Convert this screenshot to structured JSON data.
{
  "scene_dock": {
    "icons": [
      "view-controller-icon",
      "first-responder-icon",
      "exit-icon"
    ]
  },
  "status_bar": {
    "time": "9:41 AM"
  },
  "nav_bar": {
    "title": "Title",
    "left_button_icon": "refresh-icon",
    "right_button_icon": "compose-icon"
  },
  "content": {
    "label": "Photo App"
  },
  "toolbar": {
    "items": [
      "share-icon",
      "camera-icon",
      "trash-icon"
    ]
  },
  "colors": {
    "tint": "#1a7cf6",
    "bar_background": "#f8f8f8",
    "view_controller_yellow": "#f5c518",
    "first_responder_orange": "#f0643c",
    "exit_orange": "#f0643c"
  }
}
* * * * * * *
• PROMPT
Faithfully transcribe the whole of the data.

• COMPLETE ANSWER
Convert this screenshot to structured JSON data.
{
  "scene_dock": {
    "icons": [
      "view-controller-icon",
      "first-responder-icon",
      "exit-icon"
    ]
  },
  "status_bar": {
    "time": "9:41 AM"
  },
  "nav_bar": {
    "title": "Title",
    "left_button_icon": "refresh-icon",
    "right_button_icon": "compose-icon"
  },
  "content": {
    "label": "Photo App"
  },
  "toolbar": {
    "items": [
      "share-icon",
      "camera-icon",
      "trash-icon"
    ]
  },
  "colors": {
    "tint": "#1a7cf6",
    "bar_background": "#f8f8f8",
    "view_controller_yellow": "#f5c518",
    "first_responder_orange": "#f0643c",
    "exit_orange": "#f0643c"
  }
}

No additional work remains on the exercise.